- TASK BRIEF: Which lines hold the word "title"? Show each of them.

- INFORMATION SUPPLIED:

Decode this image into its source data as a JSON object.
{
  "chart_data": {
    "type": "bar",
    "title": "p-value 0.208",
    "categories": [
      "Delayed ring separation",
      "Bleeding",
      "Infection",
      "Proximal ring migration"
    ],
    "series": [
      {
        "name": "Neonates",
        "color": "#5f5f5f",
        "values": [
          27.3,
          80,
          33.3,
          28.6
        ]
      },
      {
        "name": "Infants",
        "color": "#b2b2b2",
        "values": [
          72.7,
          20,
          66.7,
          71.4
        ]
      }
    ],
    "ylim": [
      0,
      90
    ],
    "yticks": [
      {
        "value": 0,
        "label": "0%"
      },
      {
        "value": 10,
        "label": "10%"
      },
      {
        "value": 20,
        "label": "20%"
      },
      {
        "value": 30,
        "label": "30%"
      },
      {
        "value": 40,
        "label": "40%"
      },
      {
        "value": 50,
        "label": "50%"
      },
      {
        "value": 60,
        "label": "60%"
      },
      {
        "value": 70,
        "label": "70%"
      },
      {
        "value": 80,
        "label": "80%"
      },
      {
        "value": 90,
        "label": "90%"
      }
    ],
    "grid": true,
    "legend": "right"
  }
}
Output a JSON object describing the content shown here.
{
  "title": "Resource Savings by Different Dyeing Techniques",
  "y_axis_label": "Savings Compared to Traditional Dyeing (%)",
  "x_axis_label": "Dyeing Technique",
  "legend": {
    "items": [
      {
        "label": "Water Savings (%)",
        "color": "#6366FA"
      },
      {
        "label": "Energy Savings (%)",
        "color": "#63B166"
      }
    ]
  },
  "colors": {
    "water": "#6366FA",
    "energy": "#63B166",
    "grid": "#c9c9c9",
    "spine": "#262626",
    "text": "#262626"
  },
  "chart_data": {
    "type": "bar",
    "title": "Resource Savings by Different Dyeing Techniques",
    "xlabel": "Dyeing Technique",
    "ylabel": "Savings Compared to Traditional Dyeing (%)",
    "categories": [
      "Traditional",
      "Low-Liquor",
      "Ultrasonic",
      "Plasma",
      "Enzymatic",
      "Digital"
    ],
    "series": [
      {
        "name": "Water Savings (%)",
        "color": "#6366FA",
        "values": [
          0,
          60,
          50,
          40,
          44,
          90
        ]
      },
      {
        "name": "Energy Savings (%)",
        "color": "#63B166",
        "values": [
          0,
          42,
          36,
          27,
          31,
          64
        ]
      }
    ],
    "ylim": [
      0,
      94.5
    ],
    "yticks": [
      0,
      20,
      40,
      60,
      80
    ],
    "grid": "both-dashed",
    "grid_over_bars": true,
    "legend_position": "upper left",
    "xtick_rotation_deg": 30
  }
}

- TASK ANSWER:
    "title": "p-value 0.208",
  "title": "Resource Savings by Different Dyeing Techniques",
    "title": "Resource Savings by Different Dyeing Techniques",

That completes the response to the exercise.